## WHAT IS BEING ASKED
Collect all lines below with the string "негосударственный".

(Data entries)
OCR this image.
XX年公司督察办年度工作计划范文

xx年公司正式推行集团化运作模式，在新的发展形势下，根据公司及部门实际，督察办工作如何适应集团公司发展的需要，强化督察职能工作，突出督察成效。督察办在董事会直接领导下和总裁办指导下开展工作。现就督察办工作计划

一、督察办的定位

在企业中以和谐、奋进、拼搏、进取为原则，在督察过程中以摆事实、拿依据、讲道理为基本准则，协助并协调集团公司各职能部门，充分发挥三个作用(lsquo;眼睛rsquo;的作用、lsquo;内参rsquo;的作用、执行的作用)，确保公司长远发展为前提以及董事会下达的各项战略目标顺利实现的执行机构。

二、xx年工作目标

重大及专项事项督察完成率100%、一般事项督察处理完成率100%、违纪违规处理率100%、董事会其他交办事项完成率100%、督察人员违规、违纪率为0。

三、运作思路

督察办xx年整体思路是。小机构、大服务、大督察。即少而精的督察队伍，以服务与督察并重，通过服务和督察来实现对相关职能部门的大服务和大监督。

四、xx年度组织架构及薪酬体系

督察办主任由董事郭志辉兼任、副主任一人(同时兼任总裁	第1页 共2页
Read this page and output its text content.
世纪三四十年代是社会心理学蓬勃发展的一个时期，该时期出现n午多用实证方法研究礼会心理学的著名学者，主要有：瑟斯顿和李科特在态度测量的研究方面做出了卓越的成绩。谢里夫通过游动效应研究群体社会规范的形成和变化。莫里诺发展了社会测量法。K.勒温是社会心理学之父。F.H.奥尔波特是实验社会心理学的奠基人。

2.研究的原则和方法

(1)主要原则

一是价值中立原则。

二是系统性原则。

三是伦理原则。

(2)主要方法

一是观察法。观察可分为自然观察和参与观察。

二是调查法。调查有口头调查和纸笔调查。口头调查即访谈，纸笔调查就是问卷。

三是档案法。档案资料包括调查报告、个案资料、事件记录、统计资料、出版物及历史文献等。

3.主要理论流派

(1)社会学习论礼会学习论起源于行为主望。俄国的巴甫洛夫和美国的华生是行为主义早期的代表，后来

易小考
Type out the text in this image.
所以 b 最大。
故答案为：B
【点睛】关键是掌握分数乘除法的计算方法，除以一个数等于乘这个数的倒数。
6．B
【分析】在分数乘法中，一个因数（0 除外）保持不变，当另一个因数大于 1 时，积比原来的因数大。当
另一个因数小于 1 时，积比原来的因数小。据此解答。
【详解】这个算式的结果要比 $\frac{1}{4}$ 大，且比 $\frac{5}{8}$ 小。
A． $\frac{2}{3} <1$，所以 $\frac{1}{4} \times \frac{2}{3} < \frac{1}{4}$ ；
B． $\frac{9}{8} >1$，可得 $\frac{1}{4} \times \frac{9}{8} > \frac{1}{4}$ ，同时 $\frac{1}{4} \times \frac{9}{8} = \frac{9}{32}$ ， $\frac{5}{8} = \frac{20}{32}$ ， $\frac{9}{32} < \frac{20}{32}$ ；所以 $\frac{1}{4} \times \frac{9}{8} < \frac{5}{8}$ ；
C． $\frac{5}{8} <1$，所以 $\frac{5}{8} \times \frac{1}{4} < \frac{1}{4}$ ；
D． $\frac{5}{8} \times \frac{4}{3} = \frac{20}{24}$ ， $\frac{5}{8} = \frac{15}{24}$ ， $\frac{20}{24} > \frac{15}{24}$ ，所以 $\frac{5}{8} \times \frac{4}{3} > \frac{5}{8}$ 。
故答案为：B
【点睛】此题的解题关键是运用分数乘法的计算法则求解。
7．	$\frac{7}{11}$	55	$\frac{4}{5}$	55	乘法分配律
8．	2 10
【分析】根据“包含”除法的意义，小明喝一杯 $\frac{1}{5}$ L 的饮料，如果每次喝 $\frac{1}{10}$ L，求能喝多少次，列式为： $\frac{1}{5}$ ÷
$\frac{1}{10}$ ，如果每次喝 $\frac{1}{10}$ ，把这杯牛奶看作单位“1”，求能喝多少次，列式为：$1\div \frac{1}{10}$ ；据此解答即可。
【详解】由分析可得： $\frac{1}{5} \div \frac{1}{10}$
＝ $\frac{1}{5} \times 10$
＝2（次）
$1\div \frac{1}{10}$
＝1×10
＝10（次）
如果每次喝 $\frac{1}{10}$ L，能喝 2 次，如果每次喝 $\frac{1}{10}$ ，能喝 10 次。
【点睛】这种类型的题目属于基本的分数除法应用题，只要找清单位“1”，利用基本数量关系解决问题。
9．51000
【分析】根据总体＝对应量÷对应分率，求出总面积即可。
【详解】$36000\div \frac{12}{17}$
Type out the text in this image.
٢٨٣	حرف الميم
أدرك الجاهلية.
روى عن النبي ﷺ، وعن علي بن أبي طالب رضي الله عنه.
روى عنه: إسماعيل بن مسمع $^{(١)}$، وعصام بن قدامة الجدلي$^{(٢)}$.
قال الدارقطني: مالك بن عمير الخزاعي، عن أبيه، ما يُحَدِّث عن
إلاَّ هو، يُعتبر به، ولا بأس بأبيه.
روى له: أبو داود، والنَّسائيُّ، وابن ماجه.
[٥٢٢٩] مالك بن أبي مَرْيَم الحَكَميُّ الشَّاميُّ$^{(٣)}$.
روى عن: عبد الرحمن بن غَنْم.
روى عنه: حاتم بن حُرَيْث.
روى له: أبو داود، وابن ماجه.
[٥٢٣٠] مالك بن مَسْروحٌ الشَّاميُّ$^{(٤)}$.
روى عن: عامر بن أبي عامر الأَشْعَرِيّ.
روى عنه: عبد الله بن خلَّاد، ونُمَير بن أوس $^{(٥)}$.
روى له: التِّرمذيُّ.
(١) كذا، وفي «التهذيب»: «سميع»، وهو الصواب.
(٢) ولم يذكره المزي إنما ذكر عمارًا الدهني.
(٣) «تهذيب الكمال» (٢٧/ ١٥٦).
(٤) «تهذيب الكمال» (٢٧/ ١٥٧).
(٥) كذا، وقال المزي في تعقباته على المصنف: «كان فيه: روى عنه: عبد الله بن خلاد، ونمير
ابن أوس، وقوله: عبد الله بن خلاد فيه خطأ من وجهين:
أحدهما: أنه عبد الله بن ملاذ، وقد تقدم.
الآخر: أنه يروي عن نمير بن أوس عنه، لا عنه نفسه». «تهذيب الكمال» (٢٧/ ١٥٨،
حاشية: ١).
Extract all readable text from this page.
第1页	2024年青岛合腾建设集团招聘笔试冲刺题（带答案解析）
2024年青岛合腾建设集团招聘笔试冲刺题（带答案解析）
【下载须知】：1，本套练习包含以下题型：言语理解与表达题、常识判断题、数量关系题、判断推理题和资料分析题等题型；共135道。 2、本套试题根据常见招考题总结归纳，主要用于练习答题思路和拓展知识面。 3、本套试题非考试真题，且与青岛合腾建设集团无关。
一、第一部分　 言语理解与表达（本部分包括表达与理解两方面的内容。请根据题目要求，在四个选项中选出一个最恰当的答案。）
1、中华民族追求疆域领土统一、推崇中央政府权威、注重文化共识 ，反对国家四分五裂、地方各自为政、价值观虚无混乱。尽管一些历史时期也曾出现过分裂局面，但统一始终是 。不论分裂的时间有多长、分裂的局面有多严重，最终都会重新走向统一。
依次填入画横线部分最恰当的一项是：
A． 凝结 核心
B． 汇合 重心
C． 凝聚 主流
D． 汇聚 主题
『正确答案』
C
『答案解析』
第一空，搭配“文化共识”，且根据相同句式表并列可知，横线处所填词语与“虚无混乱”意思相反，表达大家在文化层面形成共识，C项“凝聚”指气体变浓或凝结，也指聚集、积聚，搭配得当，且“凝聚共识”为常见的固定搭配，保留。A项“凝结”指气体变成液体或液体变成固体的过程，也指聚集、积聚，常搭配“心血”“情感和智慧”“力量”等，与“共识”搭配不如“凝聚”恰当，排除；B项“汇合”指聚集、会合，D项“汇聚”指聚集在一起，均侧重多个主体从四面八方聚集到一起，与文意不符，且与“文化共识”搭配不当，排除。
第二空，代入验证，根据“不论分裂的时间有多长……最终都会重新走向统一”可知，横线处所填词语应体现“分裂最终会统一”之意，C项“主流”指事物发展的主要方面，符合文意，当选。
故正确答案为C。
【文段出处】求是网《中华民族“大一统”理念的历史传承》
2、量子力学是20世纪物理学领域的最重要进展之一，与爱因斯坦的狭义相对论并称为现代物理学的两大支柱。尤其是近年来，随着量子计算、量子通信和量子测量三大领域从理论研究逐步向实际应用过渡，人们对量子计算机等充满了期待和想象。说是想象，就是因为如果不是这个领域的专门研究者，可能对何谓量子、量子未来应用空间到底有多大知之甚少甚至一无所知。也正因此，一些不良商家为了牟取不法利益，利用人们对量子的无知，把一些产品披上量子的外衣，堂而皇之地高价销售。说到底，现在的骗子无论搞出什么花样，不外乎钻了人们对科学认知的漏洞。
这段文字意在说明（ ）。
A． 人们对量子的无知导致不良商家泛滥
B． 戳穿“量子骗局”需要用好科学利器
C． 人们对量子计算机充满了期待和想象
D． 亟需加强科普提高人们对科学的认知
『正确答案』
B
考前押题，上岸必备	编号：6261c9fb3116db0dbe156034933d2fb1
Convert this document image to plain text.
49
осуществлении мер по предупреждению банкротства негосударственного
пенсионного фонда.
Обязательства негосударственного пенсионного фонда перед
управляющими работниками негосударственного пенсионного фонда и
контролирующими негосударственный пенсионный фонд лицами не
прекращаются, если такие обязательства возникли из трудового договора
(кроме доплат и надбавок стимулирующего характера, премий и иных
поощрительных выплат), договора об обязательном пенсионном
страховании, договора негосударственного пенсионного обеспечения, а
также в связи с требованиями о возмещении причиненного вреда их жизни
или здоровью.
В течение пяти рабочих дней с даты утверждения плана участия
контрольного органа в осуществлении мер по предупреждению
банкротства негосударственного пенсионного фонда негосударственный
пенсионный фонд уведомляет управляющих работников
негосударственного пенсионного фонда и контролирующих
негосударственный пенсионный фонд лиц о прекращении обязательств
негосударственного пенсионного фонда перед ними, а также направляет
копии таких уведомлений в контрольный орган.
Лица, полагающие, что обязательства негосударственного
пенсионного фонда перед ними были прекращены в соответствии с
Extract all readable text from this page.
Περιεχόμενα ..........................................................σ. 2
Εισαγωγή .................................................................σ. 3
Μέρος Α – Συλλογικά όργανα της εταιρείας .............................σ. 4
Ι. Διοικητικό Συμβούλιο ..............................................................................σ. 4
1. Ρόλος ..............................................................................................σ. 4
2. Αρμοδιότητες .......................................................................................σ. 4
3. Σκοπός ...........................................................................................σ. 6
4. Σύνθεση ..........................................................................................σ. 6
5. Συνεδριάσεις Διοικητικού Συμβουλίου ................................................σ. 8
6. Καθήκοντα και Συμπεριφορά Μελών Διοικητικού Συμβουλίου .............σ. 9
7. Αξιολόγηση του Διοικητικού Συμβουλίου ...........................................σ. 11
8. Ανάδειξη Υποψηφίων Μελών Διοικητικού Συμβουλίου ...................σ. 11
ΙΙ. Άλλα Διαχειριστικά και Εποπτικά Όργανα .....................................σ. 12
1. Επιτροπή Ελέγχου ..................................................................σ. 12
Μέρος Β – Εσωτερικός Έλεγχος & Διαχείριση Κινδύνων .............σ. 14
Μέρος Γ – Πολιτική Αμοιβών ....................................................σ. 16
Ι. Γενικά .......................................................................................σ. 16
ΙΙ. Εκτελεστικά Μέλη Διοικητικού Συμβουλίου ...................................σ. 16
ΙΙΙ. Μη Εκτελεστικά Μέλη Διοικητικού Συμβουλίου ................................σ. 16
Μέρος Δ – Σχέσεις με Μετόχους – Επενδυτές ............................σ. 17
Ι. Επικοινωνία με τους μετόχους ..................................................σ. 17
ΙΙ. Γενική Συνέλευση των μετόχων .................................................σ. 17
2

## EXERCISE RESULT
контролирующими негосударственный пенсионный фонд лицами не
банкротства негосударственного пенсионного фонда негосударственный
негосударственный пенсионный фонд лиц о прекращении обязательств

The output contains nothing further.